Input for this task:

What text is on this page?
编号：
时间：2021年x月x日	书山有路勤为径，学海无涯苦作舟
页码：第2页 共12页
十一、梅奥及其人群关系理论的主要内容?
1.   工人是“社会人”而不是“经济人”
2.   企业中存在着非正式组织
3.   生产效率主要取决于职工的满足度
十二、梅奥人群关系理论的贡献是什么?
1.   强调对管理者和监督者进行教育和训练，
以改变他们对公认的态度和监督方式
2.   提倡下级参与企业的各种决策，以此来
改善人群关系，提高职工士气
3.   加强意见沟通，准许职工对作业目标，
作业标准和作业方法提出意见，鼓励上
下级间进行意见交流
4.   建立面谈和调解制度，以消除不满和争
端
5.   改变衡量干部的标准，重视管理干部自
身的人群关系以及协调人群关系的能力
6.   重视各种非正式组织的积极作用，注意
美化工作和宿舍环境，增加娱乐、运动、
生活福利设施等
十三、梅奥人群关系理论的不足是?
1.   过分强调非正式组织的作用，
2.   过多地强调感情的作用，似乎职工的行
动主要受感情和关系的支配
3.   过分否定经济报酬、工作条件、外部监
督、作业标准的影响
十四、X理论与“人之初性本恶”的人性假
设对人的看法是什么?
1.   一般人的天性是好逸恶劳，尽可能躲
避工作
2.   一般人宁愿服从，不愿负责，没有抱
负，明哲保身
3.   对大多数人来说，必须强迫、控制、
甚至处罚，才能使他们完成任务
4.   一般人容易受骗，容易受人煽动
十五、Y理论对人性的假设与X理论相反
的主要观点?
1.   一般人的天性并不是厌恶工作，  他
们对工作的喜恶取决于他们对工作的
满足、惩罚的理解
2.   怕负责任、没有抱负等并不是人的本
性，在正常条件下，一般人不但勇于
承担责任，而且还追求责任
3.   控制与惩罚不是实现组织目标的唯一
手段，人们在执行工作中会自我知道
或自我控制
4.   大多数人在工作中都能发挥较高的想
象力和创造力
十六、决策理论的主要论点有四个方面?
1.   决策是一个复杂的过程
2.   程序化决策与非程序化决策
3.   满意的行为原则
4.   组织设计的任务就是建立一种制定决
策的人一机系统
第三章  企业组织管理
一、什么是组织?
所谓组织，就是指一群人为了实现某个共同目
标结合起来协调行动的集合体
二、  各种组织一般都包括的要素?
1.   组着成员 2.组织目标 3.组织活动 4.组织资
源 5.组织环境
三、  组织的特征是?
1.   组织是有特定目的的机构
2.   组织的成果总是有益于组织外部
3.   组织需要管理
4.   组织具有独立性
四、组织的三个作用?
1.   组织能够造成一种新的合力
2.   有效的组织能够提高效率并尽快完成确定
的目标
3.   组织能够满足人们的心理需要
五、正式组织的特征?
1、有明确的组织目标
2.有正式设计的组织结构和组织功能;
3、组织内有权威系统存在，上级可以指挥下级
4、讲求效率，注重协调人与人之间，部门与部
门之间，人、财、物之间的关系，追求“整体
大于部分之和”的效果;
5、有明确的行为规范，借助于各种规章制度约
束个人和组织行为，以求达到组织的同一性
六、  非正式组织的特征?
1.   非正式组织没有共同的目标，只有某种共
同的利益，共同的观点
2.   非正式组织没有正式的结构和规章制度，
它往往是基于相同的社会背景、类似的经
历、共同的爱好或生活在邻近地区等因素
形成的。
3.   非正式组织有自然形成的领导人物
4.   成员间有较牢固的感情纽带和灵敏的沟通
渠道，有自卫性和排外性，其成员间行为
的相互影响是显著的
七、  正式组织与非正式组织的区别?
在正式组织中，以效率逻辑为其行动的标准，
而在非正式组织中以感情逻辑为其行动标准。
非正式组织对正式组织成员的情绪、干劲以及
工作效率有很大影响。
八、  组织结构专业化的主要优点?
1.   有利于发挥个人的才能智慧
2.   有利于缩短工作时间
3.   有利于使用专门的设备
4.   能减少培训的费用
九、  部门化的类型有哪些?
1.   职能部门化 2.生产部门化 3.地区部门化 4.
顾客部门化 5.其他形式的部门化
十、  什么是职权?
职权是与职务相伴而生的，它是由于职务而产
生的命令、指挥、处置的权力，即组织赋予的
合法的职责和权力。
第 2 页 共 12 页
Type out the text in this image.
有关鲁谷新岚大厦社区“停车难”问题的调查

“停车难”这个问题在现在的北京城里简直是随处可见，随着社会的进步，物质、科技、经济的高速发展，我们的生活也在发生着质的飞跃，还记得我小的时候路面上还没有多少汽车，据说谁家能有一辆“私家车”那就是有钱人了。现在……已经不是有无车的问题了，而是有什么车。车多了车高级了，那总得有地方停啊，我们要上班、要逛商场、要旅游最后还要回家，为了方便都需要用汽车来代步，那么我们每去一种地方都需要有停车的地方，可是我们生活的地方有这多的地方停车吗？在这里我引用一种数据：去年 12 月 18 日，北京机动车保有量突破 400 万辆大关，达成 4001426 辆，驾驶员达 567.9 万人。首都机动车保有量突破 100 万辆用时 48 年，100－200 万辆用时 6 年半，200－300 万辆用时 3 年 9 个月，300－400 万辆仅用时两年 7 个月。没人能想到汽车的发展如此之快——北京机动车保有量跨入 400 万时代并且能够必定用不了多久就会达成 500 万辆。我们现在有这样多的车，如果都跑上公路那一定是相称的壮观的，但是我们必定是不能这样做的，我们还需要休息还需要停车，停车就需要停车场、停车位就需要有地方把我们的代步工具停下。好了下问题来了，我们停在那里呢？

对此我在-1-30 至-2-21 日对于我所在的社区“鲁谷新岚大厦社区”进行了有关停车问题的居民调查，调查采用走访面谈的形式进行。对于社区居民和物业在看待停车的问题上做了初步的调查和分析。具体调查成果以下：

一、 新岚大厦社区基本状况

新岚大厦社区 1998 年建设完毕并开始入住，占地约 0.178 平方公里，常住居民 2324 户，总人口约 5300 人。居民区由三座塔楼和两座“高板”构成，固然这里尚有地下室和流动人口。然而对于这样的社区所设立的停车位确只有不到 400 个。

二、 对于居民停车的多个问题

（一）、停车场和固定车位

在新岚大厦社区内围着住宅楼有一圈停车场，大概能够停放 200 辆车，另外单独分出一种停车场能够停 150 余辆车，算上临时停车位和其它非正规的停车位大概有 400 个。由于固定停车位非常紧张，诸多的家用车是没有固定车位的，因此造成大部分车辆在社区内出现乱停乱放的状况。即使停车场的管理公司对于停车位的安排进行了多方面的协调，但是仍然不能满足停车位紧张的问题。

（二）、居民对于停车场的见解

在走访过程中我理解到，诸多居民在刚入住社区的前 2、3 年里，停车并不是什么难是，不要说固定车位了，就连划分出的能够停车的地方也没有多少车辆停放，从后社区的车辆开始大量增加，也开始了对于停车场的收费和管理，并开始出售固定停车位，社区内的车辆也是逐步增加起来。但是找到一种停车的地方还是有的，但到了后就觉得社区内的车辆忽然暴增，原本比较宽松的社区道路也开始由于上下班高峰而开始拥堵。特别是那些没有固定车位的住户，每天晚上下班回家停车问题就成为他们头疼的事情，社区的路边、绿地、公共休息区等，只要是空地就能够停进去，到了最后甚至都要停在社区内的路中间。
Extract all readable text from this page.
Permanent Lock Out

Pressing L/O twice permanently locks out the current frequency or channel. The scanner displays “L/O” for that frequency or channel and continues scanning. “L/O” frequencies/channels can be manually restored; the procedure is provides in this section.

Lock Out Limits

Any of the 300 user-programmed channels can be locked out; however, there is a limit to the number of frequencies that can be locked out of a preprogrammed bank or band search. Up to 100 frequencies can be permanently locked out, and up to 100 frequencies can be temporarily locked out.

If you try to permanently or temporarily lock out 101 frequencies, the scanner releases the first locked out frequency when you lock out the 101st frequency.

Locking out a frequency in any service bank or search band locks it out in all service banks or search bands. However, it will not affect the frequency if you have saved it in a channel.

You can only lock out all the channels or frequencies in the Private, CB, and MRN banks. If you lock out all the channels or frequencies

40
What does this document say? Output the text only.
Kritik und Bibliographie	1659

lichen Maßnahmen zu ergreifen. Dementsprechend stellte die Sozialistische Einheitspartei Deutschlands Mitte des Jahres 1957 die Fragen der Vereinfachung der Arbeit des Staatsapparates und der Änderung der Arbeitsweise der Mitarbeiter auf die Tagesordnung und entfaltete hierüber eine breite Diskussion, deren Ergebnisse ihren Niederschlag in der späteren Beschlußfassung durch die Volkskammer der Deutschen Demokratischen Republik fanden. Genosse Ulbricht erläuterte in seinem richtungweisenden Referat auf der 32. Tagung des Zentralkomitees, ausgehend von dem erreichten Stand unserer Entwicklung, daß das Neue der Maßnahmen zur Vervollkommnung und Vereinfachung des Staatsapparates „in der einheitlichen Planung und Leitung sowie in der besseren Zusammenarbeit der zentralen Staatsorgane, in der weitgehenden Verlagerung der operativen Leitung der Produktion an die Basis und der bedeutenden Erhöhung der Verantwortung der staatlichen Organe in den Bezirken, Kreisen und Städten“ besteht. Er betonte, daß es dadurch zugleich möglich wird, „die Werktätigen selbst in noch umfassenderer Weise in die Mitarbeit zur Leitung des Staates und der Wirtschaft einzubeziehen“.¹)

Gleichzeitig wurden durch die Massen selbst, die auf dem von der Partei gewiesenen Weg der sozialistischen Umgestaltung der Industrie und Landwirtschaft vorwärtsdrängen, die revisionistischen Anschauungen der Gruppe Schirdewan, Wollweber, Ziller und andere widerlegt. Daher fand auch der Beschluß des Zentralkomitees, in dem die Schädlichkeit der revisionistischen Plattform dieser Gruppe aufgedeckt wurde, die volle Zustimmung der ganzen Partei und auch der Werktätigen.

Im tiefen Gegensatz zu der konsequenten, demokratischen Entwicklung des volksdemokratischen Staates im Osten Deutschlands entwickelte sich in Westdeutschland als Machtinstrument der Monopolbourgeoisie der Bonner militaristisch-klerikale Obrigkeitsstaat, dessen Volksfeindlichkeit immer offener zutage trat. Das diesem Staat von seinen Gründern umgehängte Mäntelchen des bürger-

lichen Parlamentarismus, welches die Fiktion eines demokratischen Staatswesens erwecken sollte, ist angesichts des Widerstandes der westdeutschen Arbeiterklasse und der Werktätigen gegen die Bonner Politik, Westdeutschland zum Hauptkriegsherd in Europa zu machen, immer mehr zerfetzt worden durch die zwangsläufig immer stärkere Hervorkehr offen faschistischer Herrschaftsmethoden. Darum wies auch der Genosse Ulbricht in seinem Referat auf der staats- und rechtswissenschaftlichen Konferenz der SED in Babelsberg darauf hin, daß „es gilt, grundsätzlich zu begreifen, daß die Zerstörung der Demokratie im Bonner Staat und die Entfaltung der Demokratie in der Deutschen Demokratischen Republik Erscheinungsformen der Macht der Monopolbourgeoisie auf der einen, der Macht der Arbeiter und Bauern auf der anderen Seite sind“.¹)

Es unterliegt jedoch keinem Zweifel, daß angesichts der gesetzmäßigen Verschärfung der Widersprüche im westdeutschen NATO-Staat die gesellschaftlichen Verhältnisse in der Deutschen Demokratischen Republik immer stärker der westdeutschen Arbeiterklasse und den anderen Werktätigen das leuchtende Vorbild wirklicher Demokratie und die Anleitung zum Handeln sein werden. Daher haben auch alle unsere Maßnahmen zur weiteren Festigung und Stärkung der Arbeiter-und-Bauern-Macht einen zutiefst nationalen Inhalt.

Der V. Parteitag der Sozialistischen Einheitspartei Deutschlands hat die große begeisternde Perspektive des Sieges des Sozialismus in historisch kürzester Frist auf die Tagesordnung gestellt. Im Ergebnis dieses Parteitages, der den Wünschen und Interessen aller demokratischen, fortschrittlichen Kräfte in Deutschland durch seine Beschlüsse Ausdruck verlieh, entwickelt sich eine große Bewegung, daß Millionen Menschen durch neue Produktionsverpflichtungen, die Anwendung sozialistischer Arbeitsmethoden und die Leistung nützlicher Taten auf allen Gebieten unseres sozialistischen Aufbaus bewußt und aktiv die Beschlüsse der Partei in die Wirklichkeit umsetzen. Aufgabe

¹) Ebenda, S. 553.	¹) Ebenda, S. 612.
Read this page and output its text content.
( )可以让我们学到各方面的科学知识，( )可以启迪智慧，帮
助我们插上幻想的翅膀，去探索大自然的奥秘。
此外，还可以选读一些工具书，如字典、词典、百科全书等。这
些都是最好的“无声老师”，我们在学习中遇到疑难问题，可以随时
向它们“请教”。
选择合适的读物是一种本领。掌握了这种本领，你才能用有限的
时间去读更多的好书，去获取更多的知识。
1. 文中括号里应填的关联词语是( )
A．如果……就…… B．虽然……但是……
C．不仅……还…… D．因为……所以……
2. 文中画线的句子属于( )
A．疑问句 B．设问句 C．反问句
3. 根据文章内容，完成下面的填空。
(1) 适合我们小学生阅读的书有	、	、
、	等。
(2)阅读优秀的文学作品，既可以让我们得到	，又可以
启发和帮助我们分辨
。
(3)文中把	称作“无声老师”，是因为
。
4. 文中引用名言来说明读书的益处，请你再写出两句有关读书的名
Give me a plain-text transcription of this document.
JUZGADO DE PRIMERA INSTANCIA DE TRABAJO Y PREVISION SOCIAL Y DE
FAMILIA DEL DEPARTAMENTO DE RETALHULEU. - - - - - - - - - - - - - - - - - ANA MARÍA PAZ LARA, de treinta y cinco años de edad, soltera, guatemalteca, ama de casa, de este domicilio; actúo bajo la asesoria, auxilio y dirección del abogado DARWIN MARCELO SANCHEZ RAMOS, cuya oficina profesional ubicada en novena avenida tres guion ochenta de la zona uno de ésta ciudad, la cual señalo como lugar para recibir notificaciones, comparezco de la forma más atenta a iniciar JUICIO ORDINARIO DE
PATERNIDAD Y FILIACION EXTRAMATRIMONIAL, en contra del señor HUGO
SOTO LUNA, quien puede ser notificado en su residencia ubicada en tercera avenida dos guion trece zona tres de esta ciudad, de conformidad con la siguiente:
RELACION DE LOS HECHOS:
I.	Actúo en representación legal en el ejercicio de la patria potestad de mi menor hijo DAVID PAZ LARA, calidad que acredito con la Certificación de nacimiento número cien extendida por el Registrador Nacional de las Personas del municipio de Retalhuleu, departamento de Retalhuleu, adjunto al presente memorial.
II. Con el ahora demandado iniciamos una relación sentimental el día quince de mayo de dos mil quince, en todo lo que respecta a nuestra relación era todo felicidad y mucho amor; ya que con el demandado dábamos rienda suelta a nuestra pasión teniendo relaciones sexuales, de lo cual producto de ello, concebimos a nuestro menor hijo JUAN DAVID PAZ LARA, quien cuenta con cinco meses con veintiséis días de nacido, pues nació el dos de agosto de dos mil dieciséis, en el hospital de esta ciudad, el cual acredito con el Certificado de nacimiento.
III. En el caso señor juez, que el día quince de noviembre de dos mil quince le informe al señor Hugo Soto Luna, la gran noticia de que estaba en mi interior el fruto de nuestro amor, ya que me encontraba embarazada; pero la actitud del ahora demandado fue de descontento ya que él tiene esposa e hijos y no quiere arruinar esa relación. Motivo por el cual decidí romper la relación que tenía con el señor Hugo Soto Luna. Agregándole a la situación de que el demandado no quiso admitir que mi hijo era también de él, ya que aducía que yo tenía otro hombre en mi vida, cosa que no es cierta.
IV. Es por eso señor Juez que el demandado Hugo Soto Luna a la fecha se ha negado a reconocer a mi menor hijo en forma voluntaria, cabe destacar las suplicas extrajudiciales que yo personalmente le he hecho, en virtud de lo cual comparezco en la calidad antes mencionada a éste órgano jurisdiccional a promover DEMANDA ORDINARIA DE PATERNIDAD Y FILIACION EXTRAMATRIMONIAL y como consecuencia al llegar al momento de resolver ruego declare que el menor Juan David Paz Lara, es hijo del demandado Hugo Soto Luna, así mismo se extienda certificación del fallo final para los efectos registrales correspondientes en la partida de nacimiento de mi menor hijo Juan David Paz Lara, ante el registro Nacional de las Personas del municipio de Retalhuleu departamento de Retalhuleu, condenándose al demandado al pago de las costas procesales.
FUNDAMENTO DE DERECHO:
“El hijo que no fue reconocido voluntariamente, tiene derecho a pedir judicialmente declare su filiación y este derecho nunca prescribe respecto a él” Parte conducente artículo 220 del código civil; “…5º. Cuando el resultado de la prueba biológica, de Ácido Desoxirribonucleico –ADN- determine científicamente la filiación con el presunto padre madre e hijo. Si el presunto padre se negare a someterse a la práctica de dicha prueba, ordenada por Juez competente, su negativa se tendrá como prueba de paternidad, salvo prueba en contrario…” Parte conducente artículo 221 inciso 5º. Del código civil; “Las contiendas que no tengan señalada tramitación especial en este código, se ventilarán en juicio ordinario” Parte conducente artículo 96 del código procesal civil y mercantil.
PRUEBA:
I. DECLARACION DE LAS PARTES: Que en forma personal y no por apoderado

Challenge:
In the records above, find the lines containing "Demokratie" and copy them.

Result of the exercise:
lichen Parlamentarismus, welches die Fiktion eines demokratischen Staatswesens erwecken sollte, ist angesichts des Widerstandes der westdeutschen Arbeiterklasse und der Werktätigen gegen die Bonner Politik, Westdeutschland zum Hauptkriegsherd in Europa zu machen, immer mehr zerfetzt worden durch die zwangsläufig immer stärkere Hervorkehr offen faschistischer Herrschaftsmethoden. Darum wies auch der Genosse Ulbricht in seinem Referat auf der staats- und rechtswissenschaftlichen Konferenz der SED in Babelsberg darauf hin, daß „es gilt, grundsätzlich zu begreifen, daß die Zerstörung der Demokratie im Bonner Staat und die Entfaltung der Demokratie in der Deutschen Demokratischen Republik Erscheinungsformen der Macht der Monopolbourgeoisie auf der einen, der Macht der Arbeiter und Bauern auf der anderen Seite sind“.¹)
Es unterliegt jedoch keinem Zweifel, daß angesichts der gesetzmäßigen Verschärfung der Widersprüche im westdeutschen NATO-Staat die gesellschaftlichen Verhältnisse in der Deutschen Demokratischen Republik immer stärker der westdeutschen Arbeiterklasse und den anderen Werktätigen das leuchtende Vorbild wirklicher Demokratie und die Anleitung zum Handeln sein werden. Daher haben auch alle unsere Maßnahmen zur weiteren Festigung und Stärkung der Arbeiter-und-Bauern-Macht einen zutiefst nationalen Inhalt.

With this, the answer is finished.